## START Task inputs

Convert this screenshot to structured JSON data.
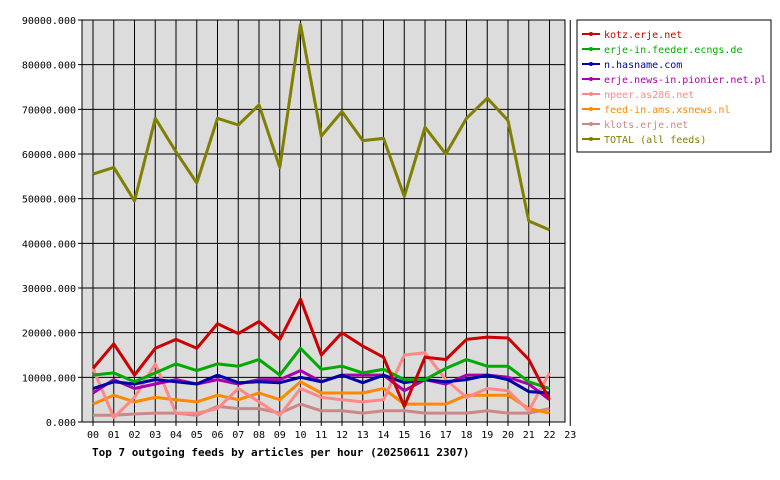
{
  "chart_data": {
    "type": "line",
    "title": "Top 7 outgoing feeds by articles per hour (20250611 2307)",
    "xlabel": "",
    "ylabel": "",
    "categories": [
      "00",
      "01",
      "02",
      "03",
      "04",
      "05",
      "06",
      "07",
      "08",
      "09",
      "10",
      "11",
      "12",
      "13",
      "14",
      "15",
      "16",
      "17",
      "18",
      "19",
      "20",
      "21",
      "22",
      "23"
    ],
    "ylim": [
      0,
      90000
    ],
    "yticks": [
      "0.000",
      "10000.000",
      "20000.000",
      "30000.000",
      "40000.000",
      "50000.000",
      "60000.000",
      "70000.000",
      "80000.000",
      "90000.000"
    ],
    "grid": true,
    "legend_position": "right",
    "series": [
      {
        "name": "kotz.erje.net",
        "color": "#cc0000",
        "values": [
          12000,
          17500,
          10500,
          16500,
          18500,
          16500,
          22000,
          19800,
          22500,
          18500,
          27500,
          15000,
          20000,
          17000,
          14500,
          3500,
          14500,
          14000,
          18500,
          19000,
          18800,
          14000,
          5000,
          null
        ]
      },
      {
        "name": "erje-in.feeder.ecngs.de",
        "color": "#00aa00",
        "values": [
          10500,
          11000,
          9000,
          11000,
          13000,
          11500,
          13000,
          12500,
          14000,
          10500,
          16500,
          11800,
          12500,
          11000,
          11800,
          9500,
          9500,
          12000,
          14000,
          12500,
          12500,
          9000,
          7500,
          null
        ]
      },
      {
        "name": "n.hasname.com",
        "color": "#0000aa",
        "values": [
          7500,
          9000,
          8500,
          9500,
          9000,
          8500,
          10500,
          8800,
          9000,
          8800,
          10000,
          9000,
          10500,
          8800,
          10500,
          8800,
          9500,
          9000,
          9500,
          10500,
          9500,
          6800,
          6500,
          null
        ]
      },
      {
        "name": "erje.news-in.pionier.net.pl",
        "color": "#aa00aa",
        "values": [
          6500,
          9500,
          7500,
          8500,
          9500,
          8500,
          9500,
          8500,
          9500,
          9500,
          11500,
          9000,
          10500,
          10500,
          10500,
          7000,
          9500,
          8500,
          10500,
          10500,
          10000,
          8500,
          5000,
          null
        ]
      },
      {
        "name": "npeer.as286.net",
        "color": "#ff8888",
        "values": [
          12000,
          1000,
          5500,
          13000,
          2000,
          2000,
          3000,
          7500,
          4500,
          1500,
          7500,
          5500,
          5000,
          4500,
          5000,
          15000,
          15500,
          9500,
          5500,
          7500,
          7000,
          2500,
          11000,
          null
        ]
      },
      {
        "name": "feed-in.ams.xsnews.nl",
        "color": "#ff8800",
        "values": [
          4000,
          6000,
          4500,
          5500,
          5000,
          4500,
          6000,
          5000,
          6500,
          5000,
          9000,
          6500,
          6500,
          6500,
          7500,
          4000,
          4000,
          4000,
          6000,
          6000,
          6000,
          3000,
          2000,
          null
        ]
      },
      {
        "name": "klots.erje.net",
        "color": "#cc8888",
        "values": [
          1500,
          1500,
          1800,
          2000,
          2000,
          1500,
          3500,
          3000,
          3000,
          2000,
          4000,
          2500,
          2500,
          2000,
          2500,
          2500,
          2000,
          2000,
          2000,
          2500,
          2000,
          2000,
          3000,
          null
        ]
      },
      {
        "name": "TOTAL (all feeds)",
        "color": "#808000",
        "values": [
          55500,
          57000,
          49500,
          68000,
          60500,
          53500,
          68000,
          66500,
          71000,
          57000,
          89000,
          64000,
          69500,
          63000,
          63500,
          50500,
          66000,
          60000,
          68000,
          72500,
          67500,
          45000,
          43000,
          null
        ]
      }
    ]
  }
}
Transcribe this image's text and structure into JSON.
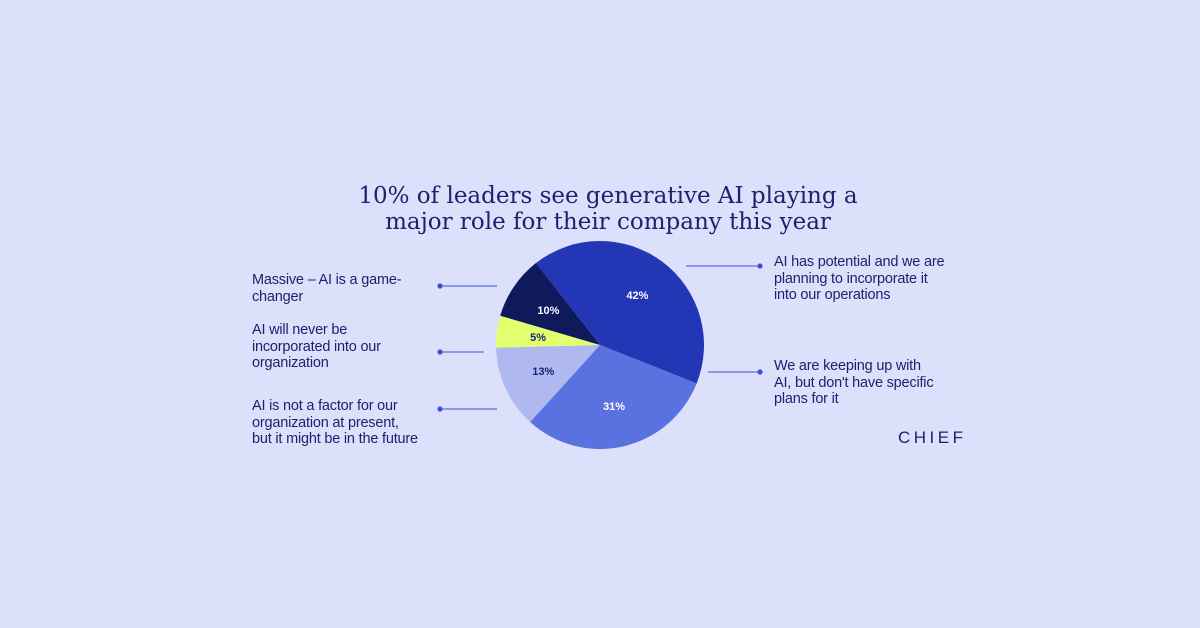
{
  "chart_data": {
    "type": "pie",
    "title_lines": [
      "10% of leaders see generative AI playing a",
      "major role for their company this year"
    ],
    "slices": [
      {
        "label_lines": [
          "AI has potential and we are",
          "planning to incorporate it",
          "into our operations"
        ],
        "value": 42,
        "value_label": "42%",
        "color": "#2236b6",
        "text_color": "#ffffff"
      },
      {
        "label_lines": [
          "We are keeping up with",
          "AI, but don't have specific",
          "plans for it"
        ],
        "value": 31,
        "value_label": "31%",
        "color": "#5a72e0",
        "text_color": "#ffffff"
      },
      {
        "label_lines": [
          "AI is not a factor for our",
          "organization at present,",
          "but it might be in the future"
        ],
        "value": 13,
        "value_label": "13%",
        "color": "#b0b8f0",
        "text_color": "#1a2370"
      },
      {
        "label_lines": [
          "AI will never be",
          "incorporated into our",
          "organization"
        ],
        "value": 5,
        "value_label": "5%",
        "color": "#e2ff70",
        "text_color": "#1a2370"
      },
      {
        "label_lines": [
          "Massive – AI is a game-",
          "changer"
        ],
        "value": 10,
        "value_label": "10%",
        "color": "#0f1a5c",
        "text_color": "#ffffff"
      }
    ],
    "accent_color": "#3a4fd6"
  },
  "brand": {
    "logo_text": "CHIEF"
  }
}
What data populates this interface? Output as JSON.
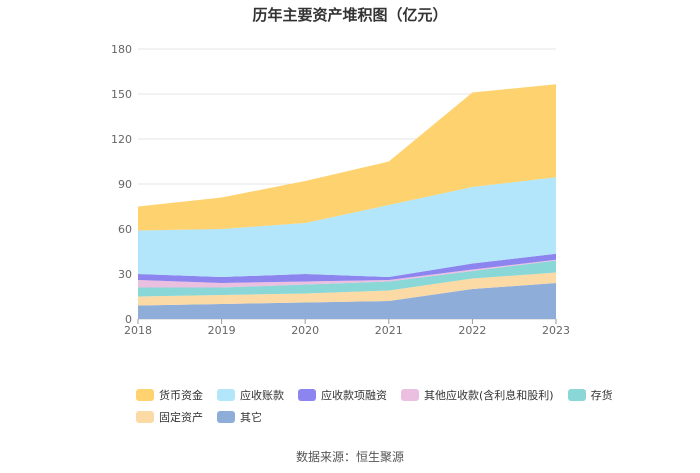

## END Task inputs

Report how many lines of the records above contain the word "this", giving only the number.

4